*** Material for the task

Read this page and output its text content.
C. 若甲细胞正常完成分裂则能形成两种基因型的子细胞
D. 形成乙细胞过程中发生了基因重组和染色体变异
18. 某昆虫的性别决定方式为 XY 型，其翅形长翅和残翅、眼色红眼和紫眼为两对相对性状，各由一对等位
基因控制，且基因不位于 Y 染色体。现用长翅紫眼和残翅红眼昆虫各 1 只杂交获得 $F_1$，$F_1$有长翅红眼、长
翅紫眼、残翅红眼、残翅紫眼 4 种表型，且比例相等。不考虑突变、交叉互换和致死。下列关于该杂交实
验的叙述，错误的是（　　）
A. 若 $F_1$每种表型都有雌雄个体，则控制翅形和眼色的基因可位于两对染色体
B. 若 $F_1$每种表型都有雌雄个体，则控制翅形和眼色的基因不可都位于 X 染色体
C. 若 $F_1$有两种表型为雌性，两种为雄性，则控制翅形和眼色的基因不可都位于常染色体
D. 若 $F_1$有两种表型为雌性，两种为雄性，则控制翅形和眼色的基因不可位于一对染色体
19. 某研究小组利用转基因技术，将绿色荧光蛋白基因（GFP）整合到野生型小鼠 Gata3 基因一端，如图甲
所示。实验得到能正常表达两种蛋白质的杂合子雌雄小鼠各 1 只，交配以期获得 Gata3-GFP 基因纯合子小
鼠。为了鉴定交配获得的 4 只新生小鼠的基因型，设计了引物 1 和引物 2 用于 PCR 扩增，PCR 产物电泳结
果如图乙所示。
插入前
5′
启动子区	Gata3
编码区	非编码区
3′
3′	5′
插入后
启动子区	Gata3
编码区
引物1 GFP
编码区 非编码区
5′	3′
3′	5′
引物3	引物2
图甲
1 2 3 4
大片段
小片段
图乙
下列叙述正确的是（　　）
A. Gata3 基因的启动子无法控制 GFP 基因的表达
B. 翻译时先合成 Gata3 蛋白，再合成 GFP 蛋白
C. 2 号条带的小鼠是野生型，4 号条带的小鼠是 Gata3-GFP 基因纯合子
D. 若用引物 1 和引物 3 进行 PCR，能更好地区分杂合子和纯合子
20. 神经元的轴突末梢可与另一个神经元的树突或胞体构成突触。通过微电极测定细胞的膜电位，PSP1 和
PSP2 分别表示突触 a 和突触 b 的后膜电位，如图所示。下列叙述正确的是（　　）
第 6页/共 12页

******

● Problem details: Copy out all of the data exactly, leaving nothing out.

● Task solution:
Read this page and output its text content.
C. 若甲细胞正常完成分裂则能形成两种基因型的子细胞
D. 形成乙细胞过程中发生了基因重组和染色体变异
18. 某昆虫的性别决定方式为 XY 型，其翅形长翅和残翅、眼色红眼和紫眼为两对相对性状，各由一对等位
基因控制，且基因不位于 Y 染色体。现用长翅紫眼和残翅红眼昆虫各 1 只杂交获得 $F_1$，$F_1$有长翅红眼、长
翅紫眼、残翅红眼、残翅紫眼 4 种表型，且比例相等。不考虑突变、交叉互换和致死。下列关于该杂交实
验的叙述，错误的是（　　）
A. 若 $F_1$每种表型都有雌雄个体，则控制翅形和眼色的基因可位于两对染色体
B. 若 $F_1$每种表型都有雌雄个体，则控制翅形和眼色的基因不可都位于 X 染色体
C. 若 $F_1$有两种表型为雌性，两种为雄性，则控制翅形和眼色的基因不可都位于常染色体
D. 若 $F_1$有两种表型为雌性，两种为雄性，则控制翅形和眼色的基因不可位于一对染色体
19. 某研究小组利用转基因技术，将绿色荧光蛋白基因（GFP）整合到野生型小鼠 Gata3 基因一端，如图甲
所示。实验得到能正常表达两种蛋白质的杂合子雌雄小鼠各 1 只，交配以期获得 Gata3-GFP 基因纯合子小
鼠。为了鉴定交配获得的 4 只新生小鼠的基因型，设计了引物 1 和引物 2 用于 PCR 扩增，PCR 产物电泳结
果如图乙所示。
插入前
5′
启动子区	Gata3
编码区	非编码区
3′
3′	5′
插入后
启动子区	Gata3
编码区
引物1 GFP
编码区 非编码区
5′	3′
3′	5′
引物3	引物2
图甲
1 2 3 4
大片段
小片段
图乙
下列叙述正确的是（　　）
A. Gata3 基因的启动子无法控制 GFP 基因的表达
B. 翻译时先合成 Gata3 蛋白，再合成 GFP 蛋白
C. 2 号条带的小鼠是野生型，4 号条带的小鼠是 Gata3-GFP 基因纯合子
D. 若用引物 1 和引物 3 进行 PCR，能更好地区分杂合子和纯合子
20. 神经元的轴突末梢可与另一个神经元的树突或胞体构成突触。通过微电极测定细胞的膜电位，PSP1 和
PSP2 分别表示突触 a 和突触 b 的后膜电位，如图所示。下列叙述正确的是（　　）
第 6页/共 12页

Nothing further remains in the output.